**PROBLEMS TO SOLVE**
a. In the court report on Fallon & Byrne, revise the part that opens with "McCarthy said the ability" and closes with "book for 2012." so that "pipeline of orders" takes the place of "order book".
b. Answer these questions from the Fallon & Byrne court report:
(i) Who was appointed interim examiner?
(ii) How much in company funds did the family member misappropriate?
(iii) In what year did the company begin?

Mr Justice George Birmingham granted the group protection of the court on 30 December by appointing chartered accountant Neil Hughes as interim examiner. Hughes’ appointment has since been confirmed. He now has up to 100 days to come up with a scheme of arrangement with the company’s creditors, which if approved by the High Court, will allow the firm to continue trading as a going concern.

Despite the recessionary climate, Fallon & Byrne still recorded an annual sales turnover of over €8 million at its restaurant and gourmet food hall in Dublin’s Exchequer Street.

However the court heard a family member who looked after the company accounts misappropriated company funds of more than €220,000 over several years.

The unnamed family member responsible had suffered a psychological breakdown and was no longer employed by the group, the court was told. She was unable to compensate the business.

Representing the company, barrister Gary McCarthy said the Revenue Commissioners had served a petition to wind up the company but the directors felt strongly that it could survive under examinership.

McCarthy said the group’s problems arose mainly from the directors Paul Byrne and Fiona McHugh’s decision to concentrate on front-of-house duties while leaving financial administration to an under-qualified bookkeeper member of Byrne’s family.

Unknown to the directors, substantial arrears of taxes in the region of €840,000 had been allowed to build up despite relevant returns having been made to the Revenue Commissioners.

McCarthy said the ability of the financial administrator to mask such a significant tax liability from the directors was a fundamental weakness in the systems the directors had established when the company began in 2006.

Fallon & Byrne had called in Delaney, Locke and Thorpe (DLT) accountants to represent it during an audit and discovered a number of inaccuracies and discrepancies in record keeping, McCarthy continued.

Yet he said DLT accountants believed that, given the protection of the court from its main and other creditors, the company could succeed again and was currently trading far above its breakeven turnover figure of €8 million, and already possessed a strong order book for 2012.

**DATA LINES**
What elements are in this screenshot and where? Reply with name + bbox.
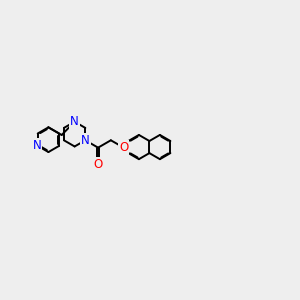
Text: O: O — [94, 158, 103, 171]
Text: O: O — [119, 141, 128, 154]
Text: N: N — [33, 140, 41, 152]
Text: N: N — [70, 115, 79, 128]
Text: N: N — [81, 134, 90, 147]
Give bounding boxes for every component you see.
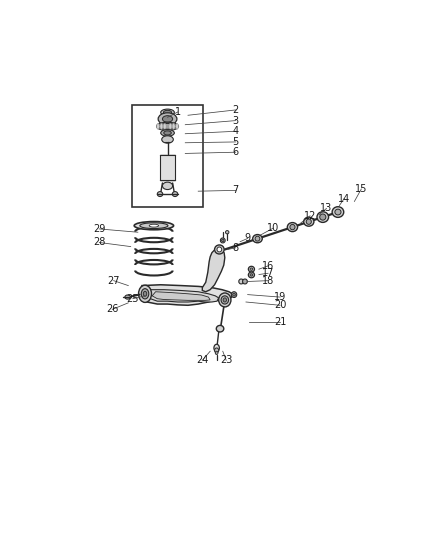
Ellipse shape — [163, 110, 172, 115]
Ellipse shape — [248, 272, 254, 278]
Bar — [160, 155, 175, 180]
Ellipse shape — [242, 279, 247, 284]
Ellipse shape — [164, 131, 171, 135]
Polygon shape — [152, 292, 210, 301]
Text: 26: 26 — [106, 304, 118, 314]
Text: 25: 25 — [126, 294, 139, 304]
Ellipse shape — [160, 124, 163, 129]
Ellipse shape — [220, 238, 225, 243]
Ellipse shape — [287, 223, 297, 232]
Ellipse shape — [215, 351, 218, 354]
Ellipse shape — [169, 124, 172, 129]
Text: 6: 6 — [233, 147, 239, 157]
Text: 4: 4 — [233, 126, 239, 136]
Ellipse shape — [231, 292, 237, 297]
Ellipse shape — [304, 217, 314, 226]
Ellipse shape — [219, 293, 231, 307]
Bar — [132, 105, 203, 207]
Ellipse shape — [320, 214, 326, 220]
Ellipse shape — [239, 279, 244, 284]
Ellipse shape — [290, 224, 295, 230]
Ellipse shape — [221, 296, 228, 304]
Ellipse shape — [176, 124, 179, 129]
Text: 23: 23 — [220, 356, 232, 365]
Polygon shape — [140, 285, 232, 305]
Ellipse shape — [233, 293, 235, 296]
Polygon shape — [202, 248, 225, 292]
Ellipse shape — [335, 209, 341, 215]
Ellipse shape — [163, 124, 166, 129]
Ellipse shape — [161, 109, 174, 116]
Ellipse shape — [332, 207, 344, 217]
Text: 16: 16 — [262, 261, 274, 271]
Text: 9: 9 — [245, 233, 251, 244]
Text: 5: 5 — [233, 137, 239, 147]
Ellipse shape — [141, 289, 149, 299]
Ellipse shape — [253, 235, 262, 243]
Ellipse shape — [248, 266, 254, 272]
Ellipse shape — [149, 224, 158, 227]
Ellipse shape — [162, 136, 173, 143]
Text: 20: 20 — [274, 300, 286, 310]
Text: 7: 7 — [233, 185, 239, 196]
Ellipse shape — [250, 268, 253, 270]
Text: 10: 10 — [267, 223, 279, 233]
Ellipse shape — [306, 219, 312, 224]
Ellipse shape — [317, 212, 329, 222]
Ellipse shape — [215, 348, 219, 353]
Text: 24: 24 — [196, 356, 209, 365]
Ellipse shape — [215, 245, 224, 254]
Ellipse shape — [125, 295, 130, 299]
Ellipse shape — [255, 236, 260, 241]
Ellipse shape — [214, 344, 220, 352]
Text: 13: 13 — [320, 204, 333, 213]
Ellipse shape — [162, 182, 172, 190]
Text: 2: 2 — [233, 105, 239, 115]
Text: 18: 18 — [262, 276, 274, 286]
Ellipse shape — [157, 124, 159, 129]
Ellipse shape — [158, 191, 163, 197]
Ellipse shape — [222, 239, 224, 241]
Ellipse shape — [226, 231, 229, 234]
Text: 29: 29 — [93, 224, 106, 234]
Ellipse shape — [139, 285, 151, 302]
Ellipse shape — [216, 325, 224, 332]
Text: 19: 19 — [274, 292, 286, 302]
Text: 15: 15 — [355, 184, 367, 194]
Text: 8: 8 — [233, 243, 239, 253]
Text: 12: 12 — [304, 211, 316, 221]
Ellipse shape — [143, 292, 147, 296]
Text: 28: 28 — [93, 238, 106, 247]
Text: 21: 21 — [274, 317, 286, 327]
Text: 17: 17 — [262, 268, 274, 278]
Text: 27: 27 — [107, 276, 120, 286]
Ellipse shape — [157, 122, 179, 131]
Text: 14: 14 — [338, 193, 350, 204]
Text: 1: 1 — [175, 107, 181, 117]
Ellipse shape — [159, 124, 176, 129]
Polygon shape — [148, 290, 219, 302]
Ellipse shape — [172, 124, 175, 129]
Ellipse shape — [250, 273, 253, 276]
Ellipse shape — [158, 113, 177, 125]
Ellipse shape — [223, 298, 227, 302]
Ellipse shape — [217, 247, 222, 252]
Text: 3: 3 — [233, 116, 239, 126]
Ellipse shape — [140, 223, 168, 229]
Ellipse shape — [172, 191, 178, 197]
Ellipse shape — [161, 130, 174, 136]
Ellipse shape — [162, 116, 172, 122]
Ellipse shape — [134, 222, 174, 230]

**ANSWERS IN ORDER**
a.
McCarthy said the ability of the financial administrator to mask such a significant tax liability from the directors was a fundamental weakness in the systems the directors had established when the company began in 2006.

Fallon & Byrne had called in Delaney, Locke and Thorpe (DLT) accountants to represent it during an audit and discovered a number of inaccuracies and discrepancies in record keeping, McCarthy continued.

Yet he said DLT accountants believed that, given the protection of the court from its main and other creditors, the company could succeed again and was currently trading far above its breakeven turnover figure of €8 million, and already possessed a strong pipeline of orders for 2012.

b.
(i) Neil Hughes, a chartered accountant
(ii) More than €220,000
(iii) 2006